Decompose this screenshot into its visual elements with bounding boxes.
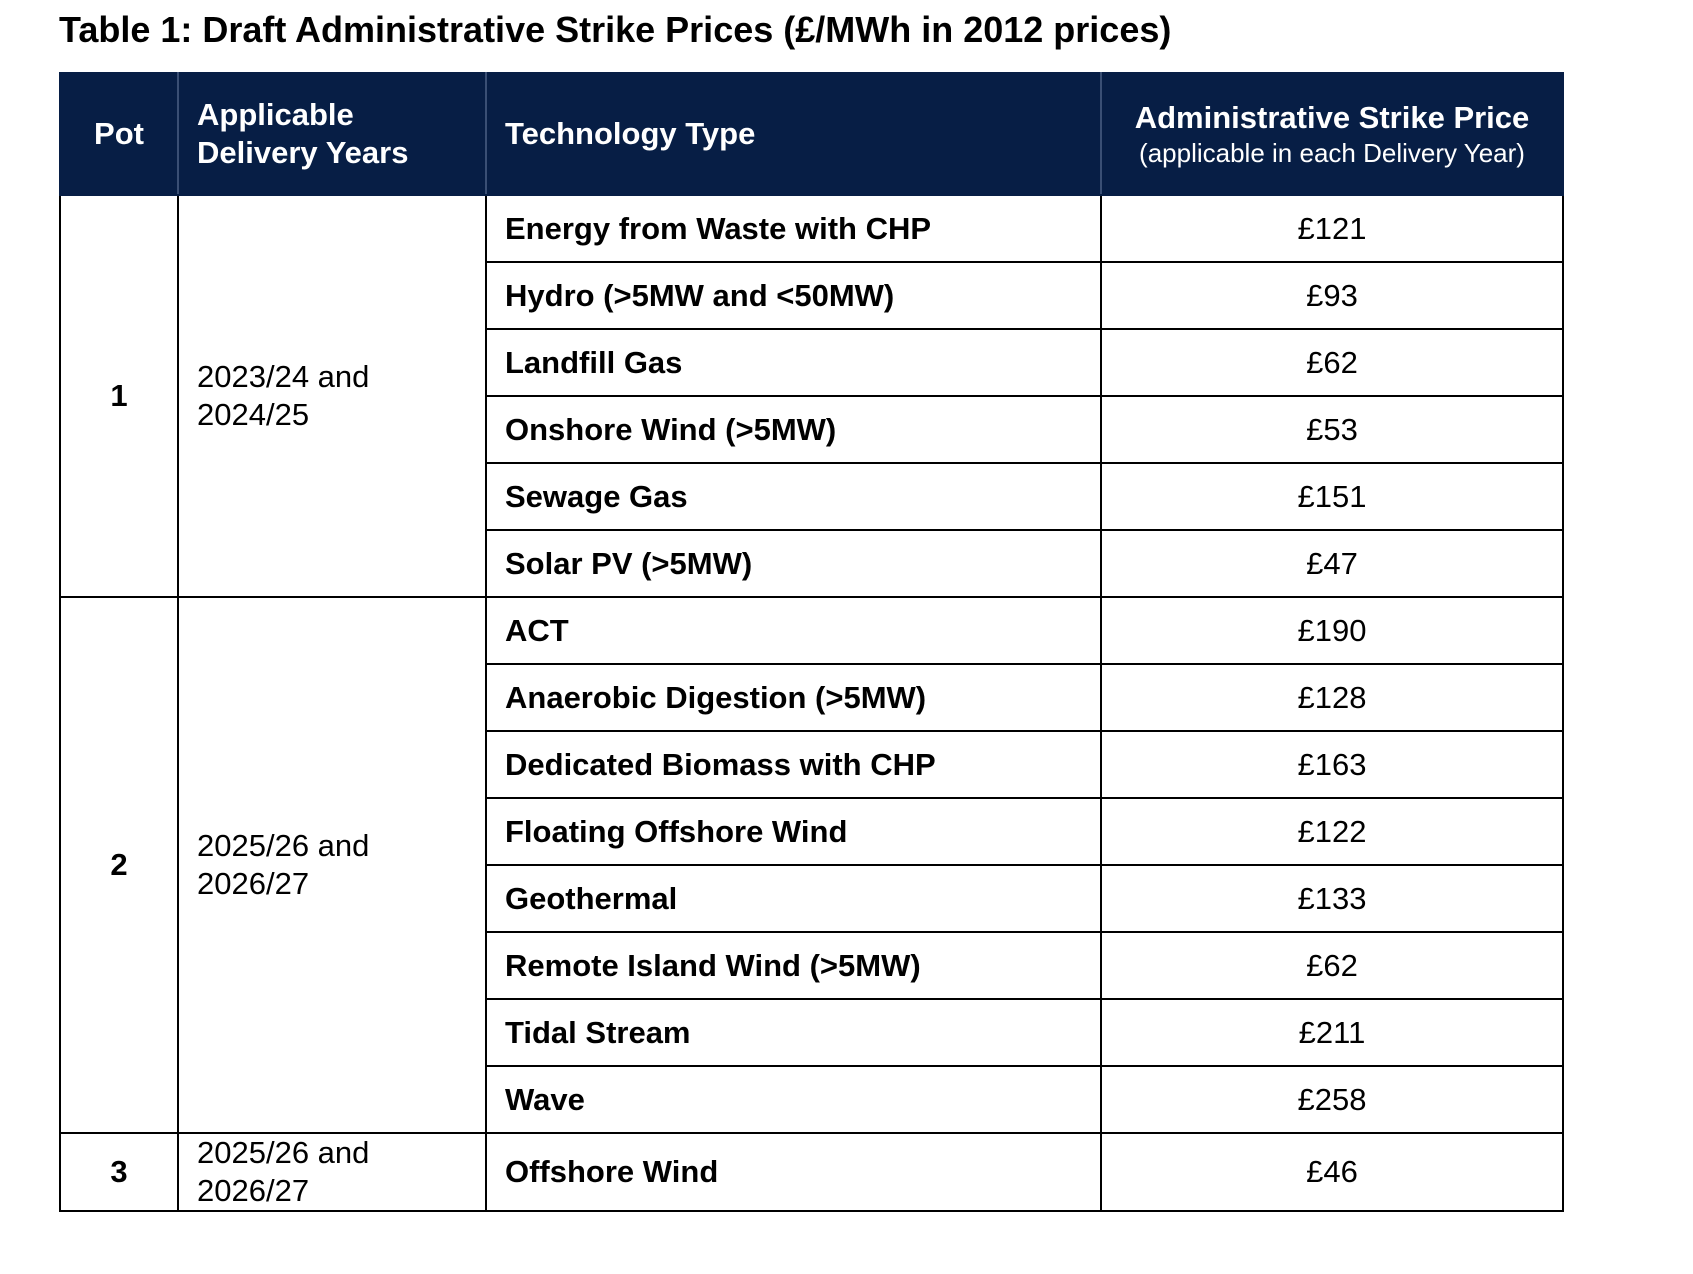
table-row: Wave £258 — [60, 1065, 1564, 1134]
strike-price: £151 — [1100, 462, 1564, 531]
table-row: Geothermal £133 — [60, 864, 1564, 933]
table-body: 1 2023/24 and 2024/25 Energy from Waste wit… — [59, 194, 1564, 1212]
technology-type: Wave — [485, 1065, 1102, 1134]
strike-price: £122 — [1100, 797, 1564, 866]
pot-number: 2 — [59, 596, 179, 1134]
strike-price: £163 — [1100, 730, 1564, 799]
technology-type: Geothermal — [485, 864, 1102, 933]
table-row: 1 2023/24 and 2024/25 Energy from Waste wit… — [59, 194, 1564, 598]
delivery-years-line2: 2024/25 — [197, 397, 310, 432]
technology-type: Tidal Stream — [485, 998, 1102, 1067]
header-strike-price: Administrative Strike Price (applicable … — [1100, 72, 1564, 196]
delivery-years: 2023/24 and 2024/25 — [177, 194, 487, 598]
technology-type: Landfill Gas — [485, 328, 1102, 397]
strike-price: £93 — [1100, 261, 1564, 330]
strike-price: £211 — [1100, 998, 1564, 1067]
technology-type: Anaerobic Digestion (>5MW) — [485, 663, 1102, 732]
strike-price-table: Pot Applicable Delivery Years Technology … — [59, 72, 1564, 1212]
header-technology-type: Technology Type — [485, 72, 1102, 196]
delivery-years: 2025/26 and 2026/27 — [177, 1132, 487, 1212]
pot-number: 3 — [59, 1132, 179, 1212]
technology-type: Dedicated Biomass with CHP — [485, 730, 1102, 799]
pot-number: 1 — [59, 194, 179, 598]
strike-price: £62 — [1100, 328, 1564, 397]
header-years-line1: Applicable — [197, 97, 354, 132]
table-row: Hydro (>5MW and <50MW) £93 — [60, 261, 1564, 330]
strike-price: £128 — [1100, 663, 1564, 732]
technology-type: Sewage Gas — [485, 462, 1102, 531]
table-row: Onshore Wind (>5MW) £53 — [60, 395, 1564, 464]
technology-type: Offshore Wind — [485, 1132, 1102, 1212]
strike-price: £258 — [1100, 1065, 1564, 1134]
table-row: 2 2025/26 and 2026/27 ACT £190 — [59, 596, 1564, 1134]
technology-type: Hydro (>5MW and <50MW) — [485, 261, 1102, 330]
delivery-years-line2: 2026/27 — [197, 1173, 310, 1208]
strike-price: £47 — [1100, 529, 1564, 598]
table-row: Floating Offshore Wind £122 — [60, 797, 1564, 866]
strike-price: £190 — [1100, 596, 1564, 665]
delivery-years-line1: 2023/24 and — [197, 359, 370, 394]
technology-type: ACT — [485, 596, 1102, 665]
header-pot: Pot — [59, 72, 179, 196]
table-row: Landfill Gas £62 — [60, 328, 1564, 397]
strike-price: £62 — [1100, 931, 1564, 1000]
table-row: Dedicated Biomass with CHP £163 — [60, 730, 1564, 799]
header-price-title: Administrative Strike Price — [1134, 100, 1530, 135]
delivery-years-line2: 2026/27 — [197, 866, 310, 901]
table-caption: Table 1: Draft Administrative Strike Pri… — [59, 9, 1172, 50]
delivery-years-line1: 2025/26 and — [197, 1135, 370, 1170]
header-delivery-years: Applicable Delivery Years — [177, 72, 487, 196]
table-row: Sewage Gas £151 — [60, 462, 1564, 531]
technology-type: Onshore Wind (>5MW) — [485, 395, 1102, 464]
table-row: 3 2025/26 and 2026/27 Offshore Wind £46 — [59, 1132, 1564, 1212]
table-header: Pot Applicable Delivery Years Technology … — [59, 72, 1564, 196]
strike-price: £53 — [1100, 395, 1564, 464]
strike-price: £121 — [1100, 194, 1564, 263]
table-row: Solar PV (>5MW) £47 — [60, 529, 1564, 598]
technology-type: Solar PV (>5MW) — [485, 529, 1102, 598]
table-row: Tidal Stream £211 — [60, 998, 1564, 1067]
table-row: Remote Island Wind (>5MW) £62 — [60, 931, 1564, 1000]
strike-price: £46 — [1100, 1132, 1564, 1212]
header-price-subtitle: (applicable in each Delivery Year) — [1139, 138, 1525, 168]
header-years-line2: Delivery Years — [197, 135, 409, 170]
technology-type: Floating Offshore Wind — [485, 797, 1102, 866]
technology-type: Energy from Waste with CHP — [485, 194, 1102, 263]
strike-price: £133 — [1100, 864, 1564, 933]
table-row: Anaerobic Digestion (>5MW) £128 — [60, 663, 1564, 732]
technology-type: Remote Island Wind (>5MW) — [485, 931, 1102, 1000]
header-row: Pot Applicable Delivery Years Technology … — [59, 72, 1564, 196]
delivery-years-line1: 2025/26 and — [197, 828, 370, 863]
delivery-years: 2025/26 and 2026/27 — [177, 596, 487, 1134]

**Tugas Dikerjakan**
Tulis ulang semua baris di atas dengan mengganti "Geothermal" menjadi "Panas Bumi" di setiap kemunculannya, tanpa mengubah bagian lain. Gambar tidak perlu dimasukkan ke dalam jawaban.

**Keluaran Lengkap**
Decompose this screenshot into its visual elements with bounding boxes.
table-row: Wave £258 — [60, 1065, 1564, 1134]
strike-price: £151 — [1100, 462, 1564, 531]
table-row: Panas Bumi £133 — [60, 864, 1564, 933]
table-body: 1 2023/24 and 2024/25 Energy from Waste wit… — [59, 194, 1564, 1212]
technology-type: Wave — [485, 1065, 1102, 1134]
strike-price: £122 — [1100, 797, 1564, 866]
pot-number: 2 — [59, 596, 179, 1134]
strike-price: £163 — [1100, 730, 1564, 799]
technology-type: Panas Bumi — [485, 864, 1102, 933]
table-row: 1 2023/24 and 2024/25 Energy from Waste wit… — [59, 194, 1564, 598]
delivery-years-line2: 2024/25 — [197, 397, 310, 432]
technology-type: Tidal Stream — [485, 998, 1102, 1067]
header-strike-price: Administrative Strike Price (applicable … — [1100, 72, 1564, 196]
delivery-years: 2023/24 and 2024/25 — [177, 194, 487, 598]
technology-type: Landfill Gas — [485, 328, 1102, 397]
strike-price: £93 — [1100, 261, 1564, 330]
strike-price: £211 — [1100, 998, 1564, 1067]
technology-type: Anaerobic Digestion (>5MW) — [485, 663, 1102, 732]
strike-price-table: Pot Applicable Delivery Years Technology … — [59, 72, 1564, 1212]
header-technology-type: Technology Type — [485, 72, 1102, 196]
delivery-years: 2025/26 and 2026/27 — [177, 1132, 487, 1212]
pot-number: 3 — [59, 1132, 179, 1212]
technology-type: Dedicated Biomass with CHP — [485, 730, 1102, 799]
pot-number: 1 — [59, 194, 179, 598]
strike-price: £62 — [1100, 328, 1564, 397]
header-years-line1: Applicable — [197, 97, 354, 132]
table-row: Hydro (>5MW and <50MW) £93 — [60, 261, 1564, 330]
strike-price: £128 — [1100, 663, 1564, 732]
technology-type: Sewage Gas — [485, 462, 1102, 531]
table-row: Onshore Wind (>5MW) £53 — [60, 395, 1564, 464]
technology-type: Offshore Wind — [485, 1132, 1102, 1212]
strike-price: £258 — [1100, 1065, 1564, 1134]
table-row: 2 2025/26 and 2026/27 ACT £190 — [59, 596, 1564, 1134]
technology-type: Hydro (>5MW and <50MW) — [485, 261, 1102, 330]
delivery-years-line2: 2026/27 — [197, 1173, 310, 1208]
strike-price: £47 — [1100, 529, 1564, 598]
table-row: Floating Offshore Wind £122 — [60, 797, 1564, 866]
strike-price: £190 — [1100, 596, 1564, 665]
delivery-years-line1: 2023/24 and — [197, 359, 370, 394]
technology-type: ACT — [485, 596, 1102, 665]
header-pot: Pot — [59, 72, 179, 196]
table-row: Landfill Gas £62 — [60, 328, 1564, 397]
strike-price: £62 — [1100, 931, 1564, 1000]
table-row: Dedicated Biomass with CHP £163 — [60, 730, 1564, 799]
header-price-title: Administrative Strike Price — [1134, 100, 1530, 135]
delivery-years-line2: 2026/27 — [197, 866, 310, 901]
table-caption: Table 1: Draft Administrative Strike Pri… — [59, 9, 1172, 50]
delivery-years-line1: 2025/26 and — [197, 1135, 370, 1170]
header-delivery-years: Applicable Delivery Years — [177, 72, 487, 196]
table-row: Sewage Gas £151 — [60, 462, 1564, 531]
technology-type: Onshore Wind (>5MW) — [485, 395, 1102, 464]
table-row: 3 2025/26 and 2026/27 Offshore Wind £46 — [59, 1132, 1564, 1212]
table-header: Pot Applicable Delivery Years Technology … — [59, 72, 1564, 196]
strike-price: £53 — [1100, 395, 1564, 464]
strike-price: £121 — [1100, 194, 1564, 263]
table-row: Solar PV (>5MW) £47 — [60, 529, 1564, 598]
technology-type: Solar PV (>5MW) — [485, 529, 1102, 598]
table-row: Tidal Stream £211 — [60, 998, 1564, 1067]
table-row: Remote Island Wind (>5MW) £62 — [60, 931, 1564, 1000]
strike-price: £46 — [1100, 1132, 1564, 1212]
header-price-subtitle: (applicable in each Delivery Year) — [1139, 138, 1525, 168]
header-years-line2: Delivery Years — [197, 135, 409, 170]
technology-type: Floating Offshore Wind — [485, 797, 1102, 866]
technology-type: Energy from Waste with CHP — [485, 194, 1102, 263]
strike-price: £133 — [1100, 864, 1564, 933]
table-row: Anaerobic Digestion (>5MW) £128 — [60, 663, 1564, 732]
technology-type: Remote Island Wind (>5MW) — [485, 931, 1102, 1000]
header-row: Pot Applicable Delivery Years Technology … — [59, 72, 1564, 196]
delivery-years-line1: 2025/26 and — [197, 828, 370, 863]
delivery-years: 2025/26 and 2026/27 — [177, 596, 487, 1134]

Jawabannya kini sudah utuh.